Data items:
--- BEGIN ---

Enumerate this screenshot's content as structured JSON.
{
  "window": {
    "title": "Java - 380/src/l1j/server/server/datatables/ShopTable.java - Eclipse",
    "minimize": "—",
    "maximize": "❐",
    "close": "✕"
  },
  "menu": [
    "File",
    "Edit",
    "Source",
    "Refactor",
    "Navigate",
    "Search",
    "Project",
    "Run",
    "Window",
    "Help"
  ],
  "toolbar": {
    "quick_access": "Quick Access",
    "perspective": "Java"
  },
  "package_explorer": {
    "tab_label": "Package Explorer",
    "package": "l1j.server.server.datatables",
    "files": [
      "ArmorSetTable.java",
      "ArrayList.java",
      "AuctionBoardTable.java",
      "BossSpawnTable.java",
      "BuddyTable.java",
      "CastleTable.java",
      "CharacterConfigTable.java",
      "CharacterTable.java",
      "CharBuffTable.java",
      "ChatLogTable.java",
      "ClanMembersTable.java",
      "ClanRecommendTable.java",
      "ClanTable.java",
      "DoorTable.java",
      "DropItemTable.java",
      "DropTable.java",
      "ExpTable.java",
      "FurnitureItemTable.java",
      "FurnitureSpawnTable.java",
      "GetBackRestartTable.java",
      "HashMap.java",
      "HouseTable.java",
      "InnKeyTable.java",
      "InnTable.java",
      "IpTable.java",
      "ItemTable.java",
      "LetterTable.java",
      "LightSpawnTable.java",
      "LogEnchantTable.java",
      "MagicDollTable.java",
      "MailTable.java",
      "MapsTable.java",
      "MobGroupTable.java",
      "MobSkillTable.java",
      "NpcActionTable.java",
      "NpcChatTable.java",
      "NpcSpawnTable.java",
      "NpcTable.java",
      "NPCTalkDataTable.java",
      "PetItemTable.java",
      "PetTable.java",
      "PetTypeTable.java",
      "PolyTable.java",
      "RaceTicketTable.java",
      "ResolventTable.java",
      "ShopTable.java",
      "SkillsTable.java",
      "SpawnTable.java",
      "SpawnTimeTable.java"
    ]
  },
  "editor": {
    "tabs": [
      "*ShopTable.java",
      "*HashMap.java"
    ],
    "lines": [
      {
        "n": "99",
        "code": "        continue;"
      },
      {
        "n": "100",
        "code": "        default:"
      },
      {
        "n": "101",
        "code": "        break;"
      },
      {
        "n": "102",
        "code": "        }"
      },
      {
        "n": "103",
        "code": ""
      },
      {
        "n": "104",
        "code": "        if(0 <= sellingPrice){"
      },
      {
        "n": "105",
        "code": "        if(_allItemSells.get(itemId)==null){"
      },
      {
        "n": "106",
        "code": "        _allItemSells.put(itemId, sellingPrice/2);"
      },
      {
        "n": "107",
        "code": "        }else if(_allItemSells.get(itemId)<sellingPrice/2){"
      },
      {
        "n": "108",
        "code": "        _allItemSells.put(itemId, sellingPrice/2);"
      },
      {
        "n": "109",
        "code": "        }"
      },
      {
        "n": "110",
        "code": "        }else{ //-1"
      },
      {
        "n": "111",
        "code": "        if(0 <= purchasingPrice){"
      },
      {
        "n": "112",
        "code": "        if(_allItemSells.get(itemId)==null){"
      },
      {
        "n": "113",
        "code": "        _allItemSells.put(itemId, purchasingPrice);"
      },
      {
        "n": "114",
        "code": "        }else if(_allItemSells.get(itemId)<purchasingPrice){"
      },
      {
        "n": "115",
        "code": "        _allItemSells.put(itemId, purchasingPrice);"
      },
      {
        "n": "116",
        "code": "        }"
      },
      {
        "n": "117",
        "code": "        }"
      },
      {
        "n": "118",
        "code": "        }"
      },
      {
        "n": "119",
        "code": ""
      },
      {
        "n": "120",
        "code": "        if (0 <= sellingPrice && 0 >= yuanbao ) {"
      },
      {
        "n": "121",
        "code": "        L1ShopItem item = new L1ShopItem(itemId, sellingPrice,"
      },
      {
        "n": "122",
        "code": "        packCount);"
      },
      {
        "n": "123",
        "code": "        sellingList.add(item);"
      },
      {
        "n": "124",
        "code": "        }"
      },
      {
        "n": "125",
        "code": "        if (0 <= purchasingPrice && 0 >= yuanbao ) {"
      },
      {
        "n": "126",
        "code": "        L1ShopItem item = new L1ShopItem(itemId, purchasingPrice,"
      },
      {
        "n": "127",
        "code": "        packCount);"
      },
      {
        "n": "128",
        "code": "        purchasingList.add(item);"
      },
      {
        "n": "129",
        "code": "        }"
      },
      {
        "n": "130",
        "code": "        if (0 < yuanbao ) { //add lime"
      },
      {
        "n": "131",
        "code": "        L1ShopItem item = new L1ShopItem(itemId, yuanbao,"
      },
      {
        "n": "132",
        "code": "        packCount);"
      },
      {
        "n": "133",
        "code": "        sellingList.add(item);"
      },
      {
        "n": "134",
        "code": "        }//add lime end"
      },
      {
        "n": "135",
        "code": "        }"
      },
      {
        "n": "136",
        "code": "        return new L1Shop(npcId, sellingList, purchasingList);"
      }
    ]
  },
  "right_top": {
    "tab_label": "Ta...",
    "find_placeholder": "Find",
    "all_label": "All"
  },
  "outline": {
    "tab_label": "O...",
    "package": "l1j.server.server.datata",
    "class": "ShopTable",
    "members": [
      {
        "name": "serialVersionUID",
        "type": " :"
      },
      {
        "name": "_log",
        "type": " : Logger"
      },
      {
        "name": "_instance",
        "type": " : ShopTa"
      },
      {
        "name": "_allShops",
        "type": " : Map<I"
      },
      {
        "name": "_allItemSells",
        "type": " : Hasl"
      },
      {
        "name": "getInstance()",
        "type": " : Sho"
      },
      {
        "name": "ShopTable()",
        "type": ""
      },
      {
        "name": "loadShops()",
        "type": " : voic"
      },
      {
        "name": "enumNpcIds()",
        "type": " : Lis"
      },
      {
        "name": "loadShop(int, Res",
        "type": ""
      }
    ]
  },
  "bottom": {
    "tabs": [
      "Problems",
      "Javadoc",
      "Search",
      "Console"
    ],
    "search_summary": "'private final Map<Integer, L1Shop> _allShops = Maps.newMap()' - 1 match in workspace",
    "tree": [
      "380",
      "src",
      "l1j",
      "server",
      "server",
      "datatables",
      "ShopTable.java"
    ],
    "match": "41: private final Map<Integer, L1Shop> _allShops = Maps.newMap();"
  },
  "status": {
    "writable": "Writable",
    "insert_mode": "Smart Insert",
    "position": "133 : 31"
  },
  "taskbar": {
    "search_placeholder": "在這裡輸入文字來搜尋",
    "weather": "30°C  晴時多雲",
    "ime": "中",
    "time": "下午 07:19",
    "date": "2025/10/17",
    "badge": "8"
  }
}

--- END ---

** Problem **
Return each entry from above without altering a single character.

** The answer **
Enumerate this screenshot's content as structured JSON.
{
  "window": {
    "title": "Java - 380/src/l1j/server/server/datatables/ShopTable.java - Eclipse",
    "minimize": "—",
    "maximize": "❐",
    "close": "✕"
  },
  "menu": [
    "File",
    "Edit",
    "Source",
    "Refactor",
    "Navigate",
    "Search",
    "Project",
    "Run",
    "Window",
    "Help"
  ],
  "toolbar": {
    "quick_access": "Quick Access",
    "perspective": "Java"
  },
  "package_explorer": {
    "tab_label": "Package Explorer",
    "package": "l1j.server.server.datatables",
    "files": [
      "ArmorSetTable.java",
      "ArrayList.java",
      "AuctionBoardTable.java",
      "BossSpawnTable.java",
      "BuddyTable.java",
      "CastleTable.java",
      "CharacterConfigTable.java",
      "CharacterTable.java",
      "CharBuffTable.java",
      "ChatLogTable.java",
      "ClanMembersTable.java",
      "ClanRecommendTable.java",
      "ClanTable.java",
      "DoorTable.java",
      "DropItemTable.java",
      "DropTable.java",
      "ExpTable.java",
      "FurnitureItemTable.java",
      "FurnitureSpawnTable.java",
      "GetBackRestartTable.java",
      "HashMap.java",
      "HouseTable.java",
      "InnKeyTable.java",
      "InnTable.java",
      "IpTable.java",
      "ItemTable.java",
      "LetterTable.java",
      "LightSpawnTable.java",
      "LogEnchantTable.java",
      "MagicDollTable.java",
      "MailTable.java",
      "MapsTable.java",
      "MobGroupTable.java",
      "MobSkillTable.java",
      "NpcActionTable.java",
      "NpcChatTable.java",
      "NpcSpawnTable.java",
      "NpcTable.java",
      "NPCTalkDataTable.java",
      "PetItemTable.java",
      "PetTable.java",
      "PetTypeTable.java",
      "PolyTable.java",
      "RaceTicketTable.java",
      "ResolventTable.java",
      "ShopTable.java",
      "SkillsTable.java",
      "SpawnTable.java",
      "SpawnTimeTable.java"
    ]
  },
  "editor": {
    "tabs": [
      "*ShopTable.java",
      "*HashMap.java"
    ],
    "lines": [
      {
        "n": "99",
        "code": "        continue;"
      },
      {
        "n": "100",
        "code": "        default:"
      },
      {
        "n": "101",
        "code": "        break;"
      },
      {
        "n": "102",
        "code": "        }"
      },
      {
        "n": "103",
        "code": ""
      },
      {
        "n": "104",
        "code": "        if(0 <= sellingPrice){"
      },
      {
        "n": "105",
        "code": "        if(_allItemSells.get(itemId)==null){"
      },
      {
        "n": "106",
        "code": "        _allItemSells.put(itemId, sellingPrice/2);"
      },
      {
        "n": "107",
        "code": "        }else if(_allItemSells.get(itemId)<sellingPrice/2){"
      },
      {
        "n": "108",
        "code": "        _allItemSells.put(itemId, sellingPrice/2);"
      },
      {
        "n": "109",
        "code": "        }"
      },
      {
        "n": "110",
        "code": "        }else{ //-1"
      },
      {
        "n": "111",
        "code": "        if(0 <= purchasingPrice){"
      },
      {
        "n": "112",
        "code": "        if(_allItemSells.get(itemId)==null){"
      },
      {
        "n": "113",
        "code": "        _allItemSells.put(itemId, purchasingPrice);"
      },
      {
        "n": "114",
        "code": "        }else if(_allItemSells.get(itemId)<purchasingPrice){"
      },
      {
        "n": "115",
        "code": "        _allItemSells.put(itemId, purchasingPrice);"
      },
      {
        "n": "116",
        "code": "        }"
      },
      {
        "n": "117",
        "code": "        }"
      },
      {
        "n": "118",
        "code": "        }"
      },
      {
        "n": "119",
        "code": ""
      },
      {
        "n": "120",
        "code": "        if (0 <= sellingPrice && 0 >= yuanbao ) {"
      },
      {
        "n": "121",
        "code": "        L1ShopItem item = new L1ShopItem(itemId, sellingPrice,"
      },
      {
        "n": "122",
        "code": "        packCount);"
      },
      {
        "n": "123",
        "code": "        sellingList.add(item);"
      },
      {
        "n": "124",
        "code": "        }"
      },
      {
        "n": "125",
        "code": "        if (0 <= purchasingPrice && 0 >= yuanbao ) {"
      },
      {
        "n": "126",
        "code": "        L1ShopItem item = new L1ShopItem(itemId, purchasingPrice,"
      },
      {
        "n": "127",
        "code": "        packCount);"
      },
      {
        "n": "128",
        "code": "        purchasingList.add(item);"
      },
      {
        "n": "129",
        "code": "        }"
      },
      {
        "n": "130",
        "code": "        if (0 < yuanbao ) { //add lime"
      },
      {
        "n": "131",
        "code": "        L1ShopItem item = new L1ShopItem(itemId, yuanbao,"
      },
      {
        "n": "132",
        "code": "        packCount);"
      },
      {
        "n": "133",
        "code": "        sellingList.add(item);"
      },
      {
        "n": "134",
        "code": "        }//add lime end"
      },
      {
        "n": "135",
        "code": "        }"
      },
      {
        "n": "136",
        "code": "        return new L1Shop(npcId, sellingList, purchasingList);"
      }
    ]
  },
  "right_top": {
    "tab_label": "Ta...",
    "find_placeholder": "Find",
    "all_label": "All"
  },
  "outline": {
    "tab_label": "O...",
    "package": "l1j.server.server.datata",
    "class": "ShopTable",
    "members": [
      {
        "name": "serialVersionUID",
        "type": " :"
      },
      {
        "name": "_log",
        "type": " : Logger"
      },
      {
        "name": "_instance",
        "type": " : ShopTa"
      },
      {
        "name": "_allShops",
        "type": " : Map<I"
      },
      {
        "name": "_allItemSells",
        "type": " : Hasl"
      },
      {
        "name": "getInstance()",
        "type": " : Sho"
      },
      {
        "name": "ShopTable()",
        "type": ""
      },
      {
        "name": "loadShops()",
        "type": " : voic"
      },
      {
        "name": "enumNpcIds()",
        "type": " : Lis"
      },
      {
        "name": "loadShop(int, Res",
        "type": ""
      }
    ]
  },
  "bottom": {
    "tabs": [
      "Problems",
      "Javadoc",
      "Search",
      "Console"
    ],
    "search_summary": "'private final Map<Integer, L1Shop> _allShops = Maps.newMap()' - 1 match in workspace",
    "tree": [
      "380",
      "src",
      "l1j",
      "server",
      "server",
      "datatables",
      "ShopTable.java"
    ],
    "match": "41: private final Map<Integer, L1Shop> _allShops = Maps.newMap();"
  },
  "status": {
    "writable": "Writable",
    "insert_mode": "Smart Insert",
    "position": "133 : 31"
  },
  "taskbar": {
    "search_placeholder": "在這裡輸入文字來搜尋",
    "weather": "30°C  晴時多雲",
    "ime": "中",
    "time": "下午 07:19",
    "date": "2025/10/17",
    "badge": "8"
  }
}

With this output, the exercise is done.